■ TEXT PROVIDED:
Proofs Train Themselves to Refactor with Hidden Tactics

In the realm of formal mathematics, computers prove theorems by following carefully crafted steps called tactics. When proofs grow long and tangled, researchers imagine a smarter way to reuse patterns—the software-library mindset applied to reasoning itself. The idea sounds almost like teaching a machine not just to solve a single puzzle, but to learn how to solve many puzzles by recognizing shared tricks.

A team from The University of Texas at Austin, Stanford University, and New York University has done just that. They introduce a new lens on interactive theorem proving that treats proofs as living networks of decisions, not rigid scripts. Their approach revolves around tactic dependence graphs, or TDGs, which map the logical relationships between proof steps while sweeping away the cosmetic details that often clutter real proofs. The work is led by Yutong Xin and Jimmy Xin at UT Austin, with collaborators Gabriel Poesia and Noah Goodman from Stanford and Qiaochu Chen from NYU, alongside UT Austin’s Isil Dillig. Their goal is twofold: to make proofs more modular through refactoring, and to accelerate automation by discovering reusable, higher-level tactics.

Think of it as moving from line-by-line instruction books to a cookbook of proven cooking tricks. Instead of copying a recipe’s exact order and ingredients for every dish, you identify a handful of high-level techniques—sauteing, deglazing, emulsifying—that crop up across many recipes. TacMiner, the tool built around TDGs, scans large proof collections to identify these recurring patterns, packages them as new tactics, and then tests how well they compress (i.e., simplify) the entire corpus of proofs. The result is not just a shorter proof here and there, but a library of reusable strategies that can be applied across many proofs in the same domain. It’s an approach that could shift how researchers approach formal verification, making proofs both smaller and more portable across projects.

Tactic dependence graphs reveal proof patterns

To grasp the innovation, imagine a proof as a chain of decisions. Each link is a tactic application—an operation like introducing a hypothesis, rewriting with a fact, or decomposing a goal. But proofs aren’t just sequences of operations; they’re about how one step feeds into the next. The authors capture this essence in a tactic dependence graph (TDG): nodes are tactic invocations, and edges encode proof-state dependencies between them. An edge labeled with (α, β) means the formal output of one tactic becomes the formal input of the next. In practice, two proofs that look different on the surface—different names for subgoals, a different ordering of steps—can share the same semantic backbone when viewed through their TDGs.

■ TO DO:
Copy out the passage from the article on tactic dependence graphs, the stretch from "A team from" through "reusable, higher-level tactics.", word for word.

■ DATA RECORDS:
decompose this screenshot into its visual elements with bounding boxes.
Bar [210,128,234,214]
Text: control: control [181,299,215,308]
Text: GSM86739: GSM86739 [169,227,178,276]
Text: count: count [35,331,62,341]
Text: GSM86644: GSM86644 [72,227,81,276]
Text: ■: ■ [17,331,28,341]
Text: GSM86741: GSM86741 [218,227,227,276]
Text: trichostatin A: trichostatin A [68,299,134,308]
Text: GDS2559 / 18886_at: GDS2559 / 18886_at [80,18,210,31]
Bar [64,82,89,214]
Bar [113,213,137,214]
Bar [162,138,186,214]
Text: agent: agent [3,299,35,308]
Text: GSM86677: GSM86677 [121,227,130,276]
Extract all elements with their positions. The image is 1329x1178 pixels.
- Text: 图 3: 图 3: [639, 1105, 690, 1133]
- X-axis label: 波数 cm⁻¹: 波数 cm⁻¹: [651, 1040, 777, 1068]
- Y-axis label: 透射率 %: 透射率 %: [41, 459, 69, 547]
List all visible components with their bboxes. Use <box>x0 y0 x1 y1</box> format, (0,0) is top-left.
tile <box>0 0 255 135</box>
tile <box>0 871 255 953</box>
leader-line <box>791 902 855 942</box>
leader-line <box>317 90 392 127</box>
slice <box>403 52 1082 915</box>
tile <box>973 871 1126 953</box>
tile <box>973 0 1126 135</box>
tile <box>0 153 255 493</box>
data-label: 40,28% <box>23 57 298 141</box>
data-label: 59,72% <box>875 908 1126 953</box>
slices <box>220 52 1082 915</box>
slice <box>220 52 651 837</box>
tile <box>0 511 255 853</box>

■ CORRECT OUTPUT:
A team from The University of Texas at Austin, Stanford University, and New York University has done just that. They introduce a new lens on interactive theorem proving that treats proofs as living networks of decisions, not rigid scripts. Their approach revolves around tactic dependence graphs, or TDGs, which map the logical relationships between proof steps while sweeping away the cosmetic details that often clutter real proofs. The work is led by Yutong Xin and Jimmy Xin at UT Austin, with collaborators Gabriel Poesia and Noah Goodman from Stanford and Qiaochu Chen from NYU, alongside UT Austin’s Isil Dillig. Their goal is twofold: to make proofs more modular through refactoring, and to accelerate automation by discovering reusable, higher-level tactics.